* Start *

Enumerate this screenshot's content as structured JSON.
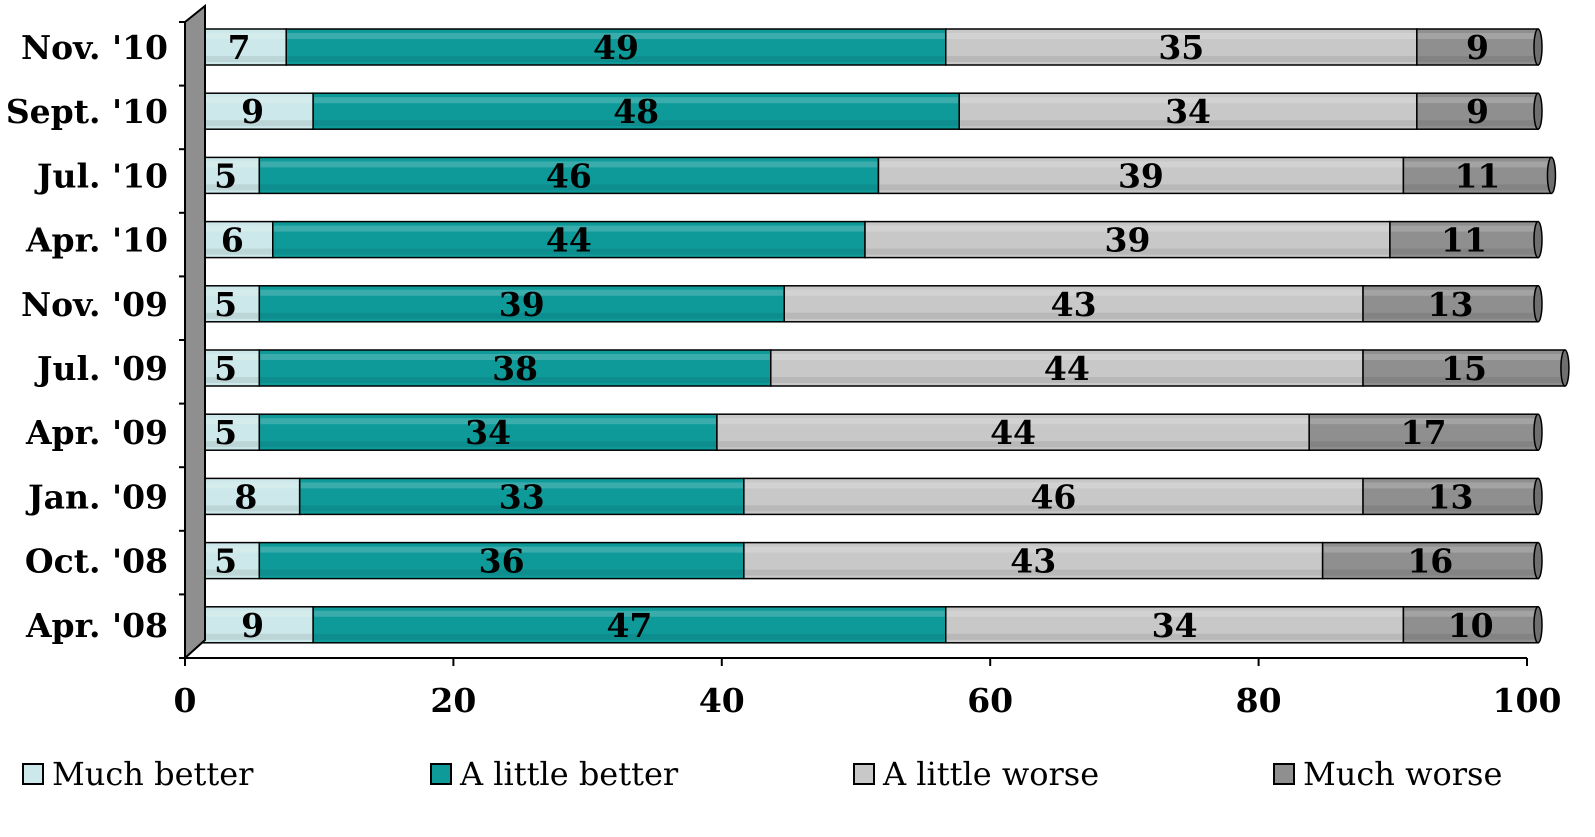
{
  "chart_data": {
    "type": "bar",
    "orientation": "horizontal",
    "stacked": true,
    "categories": [
      "Nov. '10",
      "Sept. '10",
      "Jul. '10",
      "Apr. '10",
      "Nov. '09",
      "Jul. '09",
      "Apr. '09",
      "Jan. '09",
      "Oct. '08",
      "Apr. '08"
    ],
    "series": [
      {
        "name": "Much better",
        "color": "#cce8ea",
        "values": [
          7,
          9,
          5,
          6,
          5,
          5,
          5,
          8,
          5,
          9
        ]
      },
      {
        "name": "A little better",
        "color": "#0f9a9a",
        "values": [
          49,
          48,
          46,
          44,
          39,
          38,
          34,
          33,
          36,
          47
        ]
      },
      {
        "name": "A little worse",
        "color": "#c8c8c8",
        "values": [
          35,
          34,
          39,
          39,
          43,
          44,
          44,
          46,
          43,
          34
        ]
      },
      {
        "name": "Much worse",
        "color": "#8f8f8f",
        "values": [
          9,
          9,
          11,
          11,
          13,
          15,
          17,
          13,
          16,
          10
        ]
      }
    ],
    "x_ticks": [
      "0",
      "20",
      "40",
      "60",
      "80",
      "100"
    ],
    "xlim": [
      0,
      100
    ],
    "grid": false,
    "legend_position": "bottom",
    "title": "",
    "xlabel": "",
    "ylabel": ""
  }
}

* End *

Reproduce the data word for word, excluding its pictures.

**Final result**
Enumerate this screenshot's content as structured JSON.
{
  "chart_data": {
    "type": "bar",
    "orientation": "horizontal",
    "stacked": true,
    "categories": [
      "Nov. '10",
      "Sept. '10",
      "Jul. '10",
      "Apr. '10",
      "Nov. '09",
      "Jul. '09",
      "Apr. '09",
      "Jan. '09",
      "Oct. '08",
      "Apr. '08"
    ],
    "series": [
      {
        "name": "Much better",
        "color": "#cce8ea",
        "values": [
          7,
          9,
          5,
          6,
          5,
          5,
          5,
          8,
          5,
          9
        ]
      },
      {
        "name": "A little better",
        "color": "#0f9a9a",
        "values": [
          49,
          48,
          46,
          44,
          39,
          38,
          34,
          33,
          36,
          47
        ]
      },
      {
        "name": "A little worse",
        "color": "#c8c8c8",
        "values": [
          35,
          34,
          39,
          39,
          43,
          44,
          44,
          46,
          43,
          34
        ]
      },
      {
        "name": "Much worse",
        "color": "#8f8f8f",
        "values": [
          9,
          9,
          11,
          11,
          13,
          15,
          17,
          13,
          16,
          10
        ]
      }
    ],
    "x_ticks": [
      "0",
      "20",
      "40",
      "60",
      "80",
      "100"
    ],
    "xlim": [
      0,
      100
    ],
    "grid": false,
    "legend_position": "bottom",
    "title": "",
    "xlabel": "",
    "ylabel": ""
  }
}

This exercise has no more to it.